INPUT –
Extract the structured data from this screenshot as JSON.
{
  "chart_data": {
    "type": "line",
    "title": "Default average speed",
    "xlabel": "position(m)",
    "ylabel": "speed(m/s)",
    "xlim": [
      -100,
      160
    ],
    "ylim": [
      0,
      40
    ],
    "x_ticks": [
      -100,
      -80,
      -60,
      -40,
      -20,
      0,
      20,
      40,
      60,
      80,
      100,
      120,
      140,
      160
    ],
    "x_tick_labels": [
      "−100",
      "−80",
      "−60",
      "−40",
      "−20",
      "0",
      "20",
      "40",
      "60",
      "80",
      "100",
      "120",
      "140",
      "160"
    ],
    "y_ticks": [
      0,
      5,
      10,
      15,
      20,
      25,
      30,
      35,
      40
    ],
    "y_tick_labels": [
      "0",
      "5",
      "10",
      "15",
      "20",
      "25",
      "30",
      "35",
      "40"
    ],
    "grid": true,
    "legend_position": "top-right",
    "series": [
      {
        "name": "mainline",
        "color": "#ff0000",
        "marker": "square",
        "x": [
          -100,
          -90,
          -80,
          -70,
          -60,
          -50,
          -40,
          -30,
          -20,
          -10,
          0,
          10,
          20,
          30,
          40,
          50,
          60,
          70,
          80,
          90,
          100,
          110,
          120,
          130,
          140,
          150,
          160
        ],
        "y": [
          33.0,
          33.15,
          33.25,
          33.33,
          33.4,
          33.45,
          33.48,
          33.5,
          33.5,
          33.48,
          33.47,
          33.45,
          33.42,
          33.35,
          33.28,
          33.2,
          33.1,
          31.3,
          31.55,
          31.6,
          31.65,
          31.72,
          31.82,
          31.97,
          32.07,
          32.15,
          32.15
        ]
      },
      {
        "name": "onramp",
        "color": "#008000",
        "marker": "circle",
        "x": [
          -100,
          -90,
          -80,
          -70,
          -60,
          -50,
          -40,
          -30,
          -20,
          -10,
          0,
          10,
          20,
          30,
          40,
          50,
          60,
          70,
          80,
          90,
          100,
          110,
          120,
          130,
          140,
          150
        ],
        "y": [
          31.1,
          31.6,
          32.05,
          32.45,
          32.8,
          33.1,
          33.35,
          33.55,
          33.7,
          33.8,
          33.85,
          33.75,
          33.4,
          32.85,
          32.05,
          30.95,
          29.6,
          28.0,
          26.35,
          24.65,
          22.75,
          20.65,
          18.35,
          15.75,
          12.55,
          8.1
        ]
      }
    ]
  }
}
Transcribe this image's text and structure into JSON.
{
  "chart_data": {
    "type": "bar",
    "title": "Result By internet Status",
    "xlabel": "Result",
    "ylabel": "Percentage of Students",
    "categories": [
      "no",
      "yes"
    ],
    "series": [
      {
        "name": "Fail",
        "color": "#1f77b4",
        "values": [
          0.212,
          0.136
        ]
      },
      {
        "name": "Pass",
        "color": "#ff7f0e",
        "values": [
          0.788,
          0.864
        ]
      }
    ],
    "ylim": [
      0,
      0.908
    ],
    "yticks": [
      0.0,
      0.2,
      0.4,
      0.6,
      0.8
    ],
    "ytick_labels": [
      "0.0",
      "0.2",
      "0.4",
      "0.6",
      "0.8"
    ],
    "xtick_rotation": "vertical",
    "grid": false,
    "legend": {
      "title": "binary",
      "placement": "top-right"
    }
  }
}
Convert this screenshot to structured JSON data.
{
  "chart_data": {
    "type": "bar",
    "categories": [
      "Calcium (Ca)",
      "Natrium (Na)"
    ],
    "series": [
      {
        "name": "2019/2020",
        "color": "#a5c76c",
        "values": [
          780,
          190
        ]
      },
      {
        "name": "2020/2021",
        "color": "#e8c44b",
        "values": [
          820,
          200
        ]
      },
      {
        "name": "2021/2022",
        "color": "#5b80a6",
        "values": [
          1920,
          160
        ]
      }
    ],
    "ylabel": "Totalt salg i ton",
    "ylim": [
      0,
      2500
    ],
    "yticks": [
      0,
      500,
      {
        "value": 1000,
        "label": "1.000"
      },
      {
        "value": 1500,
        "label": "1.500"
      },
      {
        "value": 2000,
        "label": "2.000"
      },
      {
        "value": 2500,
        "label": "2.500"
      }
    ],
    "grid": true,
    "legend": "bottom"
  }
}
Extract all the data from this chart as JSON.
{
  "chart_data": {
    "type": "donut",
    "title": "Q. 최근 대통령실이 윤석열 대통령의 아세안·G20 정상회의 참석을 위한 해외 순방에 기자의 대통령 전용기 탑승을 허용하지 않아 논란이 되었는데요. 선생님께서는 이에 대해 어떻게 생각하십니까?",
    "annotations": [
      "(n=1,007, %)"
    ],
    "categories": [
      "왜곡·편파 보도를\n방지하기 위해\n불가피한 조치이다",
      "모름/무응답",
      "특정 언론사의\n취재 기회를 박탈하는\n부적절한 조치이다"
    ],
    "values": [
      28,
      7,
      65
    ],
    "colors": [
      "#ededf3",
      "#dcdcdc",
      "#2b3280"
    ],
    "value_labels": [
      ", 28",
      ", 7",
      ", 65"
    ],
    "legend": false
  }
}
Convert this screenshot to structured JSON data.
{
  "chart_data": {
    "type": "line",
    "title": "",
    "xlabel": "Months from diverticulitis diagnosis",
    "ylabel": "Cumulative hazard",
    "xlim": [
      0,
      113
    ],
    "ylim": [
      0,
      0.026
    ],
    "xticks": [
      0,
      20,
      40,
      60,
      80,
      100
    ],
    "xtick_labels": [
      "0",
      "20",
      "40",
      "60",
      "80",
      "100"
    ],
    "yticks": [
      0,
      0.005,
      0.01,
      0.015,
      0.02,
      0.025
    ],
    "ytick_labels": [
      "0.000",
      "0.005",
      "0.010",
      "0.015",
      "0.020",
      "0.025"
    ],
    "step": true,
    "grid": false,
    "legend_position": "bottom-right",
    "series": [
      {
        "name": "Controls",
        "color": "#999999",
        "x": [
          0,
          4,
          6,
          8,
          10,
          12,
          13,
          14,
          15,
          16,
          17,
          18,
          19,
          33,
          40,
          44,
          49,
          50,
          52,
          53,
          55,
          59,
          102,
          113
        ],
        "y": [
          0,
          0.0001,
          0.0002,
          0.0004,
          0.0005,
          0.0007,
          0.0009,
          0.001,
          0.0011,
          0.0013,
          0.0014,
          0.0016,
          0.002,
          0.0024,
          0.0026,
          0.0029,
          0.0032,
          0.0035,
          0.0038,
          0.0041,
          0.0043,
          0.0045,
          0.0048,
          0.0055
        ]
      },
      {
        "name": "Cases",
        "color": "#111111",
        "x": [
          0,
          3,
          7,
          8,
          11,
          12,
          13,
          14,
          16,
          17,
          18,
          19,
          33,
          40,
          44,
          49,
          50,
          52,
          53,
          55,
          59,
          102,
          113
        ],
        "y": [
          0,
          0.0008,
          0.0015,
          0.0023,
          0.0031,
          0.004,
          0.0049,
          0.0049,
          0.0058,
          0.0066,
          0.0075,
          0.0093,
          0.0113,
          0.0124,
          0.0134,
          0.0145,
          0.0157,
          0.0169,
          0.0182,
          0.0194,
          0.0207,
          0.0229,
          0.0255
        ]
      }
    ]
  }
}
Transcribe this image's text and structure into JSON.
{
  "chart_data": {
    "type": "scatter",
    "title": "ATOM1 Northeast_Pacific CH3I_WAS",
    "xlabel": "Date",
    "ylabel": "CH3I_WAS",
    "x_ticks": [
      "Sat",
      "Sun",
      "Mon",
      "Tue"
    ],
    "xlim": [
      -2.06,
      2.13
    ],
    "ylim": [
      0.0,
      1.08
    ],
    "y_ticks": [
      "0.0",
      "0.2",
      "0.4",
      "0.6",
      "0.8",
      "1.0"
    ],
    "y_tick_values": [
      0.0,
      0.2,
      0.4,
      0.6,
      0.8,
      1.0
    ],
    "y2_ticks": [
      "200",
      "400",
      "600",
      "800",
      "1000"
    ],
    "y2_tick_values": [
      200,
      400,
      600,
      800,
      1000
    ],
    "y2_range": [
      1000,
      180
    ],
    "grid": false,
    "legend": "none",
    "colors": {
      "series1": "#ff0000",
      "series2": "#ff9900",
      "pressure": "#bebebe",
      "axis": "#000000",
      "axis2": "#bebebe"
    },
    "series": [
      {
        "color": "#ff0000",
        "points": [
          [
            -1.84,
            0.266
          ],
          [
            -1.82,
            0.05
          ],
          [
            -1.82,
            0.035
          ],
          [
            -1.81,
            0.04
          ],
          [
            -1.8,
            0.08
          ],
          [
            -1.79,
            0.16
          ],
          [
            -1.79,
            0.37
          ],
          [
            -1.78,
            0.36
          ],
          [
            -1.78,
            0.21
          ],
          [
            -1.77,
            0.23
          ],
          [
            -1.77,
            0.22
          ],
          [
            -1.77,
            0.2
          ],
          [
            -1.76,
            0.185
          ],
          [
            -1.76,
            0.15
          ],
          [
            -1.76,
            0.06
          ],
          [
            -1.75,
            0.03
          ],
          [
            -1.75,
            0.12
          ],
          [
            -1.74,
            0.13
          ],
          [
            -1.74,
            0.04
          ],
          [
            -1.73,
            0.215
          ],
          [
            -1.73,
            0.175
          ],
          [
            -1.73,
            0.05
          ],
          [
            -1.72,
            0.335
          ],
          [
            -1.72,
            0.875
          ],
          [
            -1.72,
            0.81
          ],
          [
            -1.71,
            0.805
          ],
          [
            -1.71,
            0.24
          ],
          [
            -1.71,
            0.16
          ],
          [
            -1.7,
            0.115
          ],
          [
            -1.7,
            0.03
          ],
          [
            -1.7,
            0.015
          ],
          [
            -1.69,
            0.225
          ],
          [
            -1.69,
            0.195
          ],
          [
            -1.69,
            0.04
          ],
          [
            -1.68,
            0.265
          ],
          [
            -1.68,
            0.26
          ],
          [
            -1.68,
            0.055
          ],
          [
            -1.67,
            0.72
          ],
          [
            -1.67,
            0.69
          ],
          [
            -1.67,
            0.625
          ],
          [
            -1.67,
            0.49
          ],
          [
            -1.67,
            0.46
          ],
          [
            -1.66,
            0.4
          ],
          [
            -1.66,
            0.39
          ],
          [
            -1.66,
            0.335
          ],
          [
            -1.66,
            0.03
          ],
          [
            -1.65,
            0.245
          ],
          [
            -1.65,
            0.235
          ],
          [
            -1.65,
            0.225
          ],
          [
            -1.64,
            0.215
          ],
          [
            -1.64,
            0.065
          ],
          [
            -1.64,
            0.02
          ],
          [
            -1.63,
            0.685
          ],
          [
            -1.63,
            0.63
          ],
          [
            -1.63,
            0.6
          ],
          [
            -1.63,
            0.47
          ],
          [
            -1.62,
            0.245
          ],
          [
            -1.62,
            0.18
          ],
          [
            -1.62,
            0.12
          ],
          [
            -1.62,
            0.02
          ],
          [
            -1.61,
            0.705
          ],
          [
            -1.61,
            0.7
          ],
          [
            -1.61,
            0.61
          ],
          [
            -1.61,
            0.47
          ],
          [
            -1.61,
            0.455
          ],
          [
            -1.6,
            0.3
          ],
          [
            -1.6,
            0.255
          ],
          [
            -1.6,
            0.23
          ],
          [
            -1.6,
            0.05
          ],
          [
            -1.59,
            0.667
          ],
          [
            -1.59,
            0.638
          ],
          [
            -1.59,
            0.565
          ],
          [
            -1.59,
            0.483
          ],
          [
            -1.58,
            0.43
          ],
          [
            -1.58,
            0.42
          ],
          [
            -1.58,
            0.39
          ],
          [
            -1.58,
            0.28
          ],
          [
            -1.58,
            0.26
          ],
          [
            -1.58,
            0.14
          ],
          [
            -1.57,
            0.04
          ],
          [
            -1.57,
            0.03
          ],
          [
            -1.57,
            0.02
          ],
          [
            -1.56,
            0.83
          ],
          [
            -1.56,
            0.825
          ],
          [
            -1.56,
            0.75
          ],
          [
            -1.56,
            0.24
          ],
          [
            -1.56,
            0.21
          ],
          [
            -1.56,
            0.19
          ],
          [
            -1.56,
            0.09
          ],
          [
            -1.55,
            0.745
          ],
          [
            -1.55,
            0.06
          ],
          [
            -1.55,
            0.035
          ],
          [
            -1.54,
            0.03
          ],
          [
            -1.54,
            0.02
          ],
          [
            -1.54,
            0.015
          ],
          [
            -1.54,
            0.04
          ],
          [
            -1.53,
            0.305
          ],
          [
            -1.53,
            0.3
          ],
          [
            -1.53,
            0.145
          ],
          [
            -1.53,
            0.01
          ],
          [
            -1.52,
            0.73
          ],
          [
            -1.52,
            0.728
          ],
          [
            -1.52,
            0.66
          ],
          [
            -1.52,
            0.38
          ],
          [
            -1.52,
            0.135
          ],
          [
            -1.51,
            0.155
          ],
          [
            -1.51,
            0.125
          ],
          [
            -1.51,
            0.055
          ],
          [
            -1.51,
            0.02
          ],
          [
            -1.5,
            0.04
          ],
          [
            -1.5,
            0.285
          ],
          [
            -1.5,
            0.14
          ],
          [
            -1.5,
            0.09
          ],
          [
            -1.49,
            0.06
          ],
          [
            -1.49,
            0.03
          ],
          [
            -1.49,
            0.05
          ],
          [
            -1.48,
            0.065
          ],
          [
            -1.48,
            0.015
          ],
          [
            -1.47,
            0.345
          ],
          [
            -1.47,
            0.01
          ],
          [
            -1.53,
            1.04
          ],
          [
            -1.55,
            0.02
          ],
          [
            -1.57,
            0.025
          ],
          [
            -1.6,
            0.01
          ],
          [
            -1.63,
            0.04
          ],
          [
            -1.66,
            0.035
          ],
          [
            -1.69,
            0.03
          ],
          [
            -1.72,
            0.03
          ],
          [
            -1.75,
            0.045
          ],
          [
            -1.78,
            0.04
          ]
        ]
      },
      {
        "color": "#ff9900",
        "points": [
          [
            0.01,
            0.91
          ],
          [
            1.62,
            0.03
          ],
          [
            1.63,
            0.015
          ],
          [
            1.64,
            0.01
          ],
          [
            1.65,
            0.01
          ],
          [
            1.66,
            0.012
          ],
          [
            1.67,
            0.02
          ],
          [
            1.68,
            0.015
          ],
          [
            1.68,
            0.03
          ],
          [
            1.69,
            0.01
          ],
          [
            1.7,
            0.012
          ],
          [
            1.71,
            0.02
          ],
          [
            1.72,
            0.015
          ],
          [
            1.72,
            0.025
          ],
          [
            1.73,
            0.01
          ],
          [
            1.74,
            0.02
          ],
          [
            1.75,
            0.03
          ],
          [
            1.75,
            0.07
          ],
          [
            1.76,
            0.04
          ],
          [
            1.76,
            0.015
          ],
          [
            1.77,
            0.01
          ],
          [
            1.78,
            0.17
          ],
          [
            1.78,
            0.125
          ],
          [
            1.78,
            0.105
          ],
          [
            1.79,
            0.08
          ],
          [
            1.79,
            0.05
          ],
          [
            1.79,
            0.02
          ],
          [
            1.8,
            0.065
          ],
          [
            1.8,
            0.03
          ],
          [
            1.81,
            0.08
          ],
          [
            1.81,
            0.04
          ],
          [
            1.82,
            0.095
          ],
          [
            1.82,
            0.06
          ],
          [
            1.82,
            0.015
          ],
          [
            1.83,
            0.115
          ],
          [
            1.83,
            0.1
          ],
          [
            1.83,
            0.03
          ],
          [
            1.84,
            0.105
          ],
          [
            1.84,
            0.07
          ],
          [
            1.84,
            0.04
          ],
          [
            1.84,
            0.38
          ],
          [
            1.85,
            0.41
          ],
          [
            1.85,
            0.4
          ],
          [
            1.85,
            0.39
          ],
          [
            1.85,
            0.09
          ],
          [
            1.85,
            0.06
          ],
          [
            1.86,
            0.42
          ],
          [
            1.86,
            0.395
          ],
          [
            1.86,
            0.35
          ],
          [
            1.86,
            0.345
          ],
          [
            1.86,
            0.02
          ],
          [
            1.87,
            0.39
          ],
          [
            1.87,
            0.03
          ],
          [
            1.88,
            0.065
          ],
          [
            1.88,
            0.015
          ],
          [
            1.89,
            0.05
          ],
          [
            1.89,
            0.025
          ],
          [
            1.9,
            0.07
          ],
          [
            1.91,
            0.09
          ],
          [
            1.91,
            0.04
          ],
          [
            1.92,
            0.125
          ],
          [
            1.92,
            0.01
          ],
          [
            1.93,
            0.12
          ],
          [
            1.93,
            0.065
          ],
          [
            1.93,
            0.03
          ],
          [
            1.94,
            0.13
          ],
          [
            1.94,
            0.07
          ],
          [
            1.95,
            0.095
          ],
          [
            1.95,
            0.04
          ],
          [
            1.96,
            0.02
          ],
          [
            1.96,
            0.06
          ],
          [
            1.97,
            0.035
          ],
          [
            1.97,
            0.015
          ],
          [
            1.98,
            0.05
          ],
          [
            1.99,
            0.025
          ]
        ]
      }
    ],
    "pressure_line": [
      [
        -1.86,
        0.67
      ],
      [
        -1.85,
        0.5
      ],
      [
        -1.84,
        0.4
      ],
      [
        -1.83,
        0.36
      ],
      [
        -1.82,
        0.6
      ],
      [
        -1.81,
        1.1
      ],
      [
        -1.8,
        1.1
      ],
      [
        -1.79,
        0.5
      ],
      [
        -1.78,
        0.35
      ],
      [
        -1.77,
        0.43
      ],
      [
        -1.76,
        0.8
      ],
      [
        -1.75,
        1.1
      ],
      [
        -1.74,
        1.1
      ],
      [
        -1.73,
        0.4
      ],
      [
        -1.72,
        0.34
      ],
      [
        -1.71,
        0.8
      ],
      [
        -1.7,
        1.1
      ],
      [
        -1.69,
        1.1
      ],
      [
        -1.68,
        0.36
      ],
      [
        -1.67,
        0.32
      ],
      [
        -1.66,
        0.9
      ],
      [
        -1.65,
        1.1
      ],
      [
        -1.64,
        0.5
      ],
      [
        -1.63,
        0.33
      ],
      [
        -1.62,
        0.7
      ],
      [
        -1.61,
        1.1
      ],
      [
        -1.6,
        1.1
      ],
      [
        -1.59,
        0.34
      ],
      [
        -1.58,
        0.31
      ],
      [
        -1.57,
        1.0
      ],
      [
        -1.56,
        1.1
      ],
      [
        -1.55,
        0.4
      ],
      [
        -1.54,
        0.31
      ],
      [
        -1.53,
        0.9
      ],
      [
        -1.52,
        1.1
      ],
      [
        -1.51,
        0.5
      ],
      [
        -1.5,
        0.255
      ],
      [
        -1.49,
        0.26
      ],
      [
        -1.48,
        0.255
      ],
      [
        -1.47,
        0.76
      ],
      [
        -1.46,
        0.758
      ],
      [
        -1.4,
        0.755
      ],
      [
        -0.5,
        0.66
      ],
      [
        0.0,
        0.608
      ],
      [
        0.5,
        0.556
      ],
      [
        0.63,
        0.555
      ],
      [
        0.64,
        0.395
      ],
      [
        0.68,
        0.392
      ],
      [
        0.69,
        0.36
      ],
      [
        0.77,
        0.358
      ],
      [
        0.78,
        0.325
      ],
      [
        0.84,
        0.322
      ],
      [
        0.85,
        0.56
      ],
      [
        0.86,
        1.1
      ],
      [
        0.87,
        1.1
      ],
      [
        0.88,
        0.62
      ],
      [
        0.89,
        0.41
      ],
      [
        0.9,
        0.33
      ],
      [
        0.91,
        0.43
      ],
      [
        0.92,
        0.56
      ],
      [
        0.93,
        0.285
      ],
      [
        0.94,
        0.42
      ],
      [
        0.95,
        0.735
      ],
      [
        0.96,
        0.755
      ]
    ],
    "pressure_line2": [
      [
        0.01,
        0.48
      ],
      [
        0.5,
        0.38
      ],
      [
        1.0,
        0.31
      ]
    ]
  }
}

WHAT IS EXPECTED –
Check each line above for "from" and return the ones that have it.

RESPONSE TO THE TASK –
Extract the structured data from this screenshot as JSON.
Extract all the data from this chart as JSON.
    "xlabel": "Months from diverticulitis diagnosis",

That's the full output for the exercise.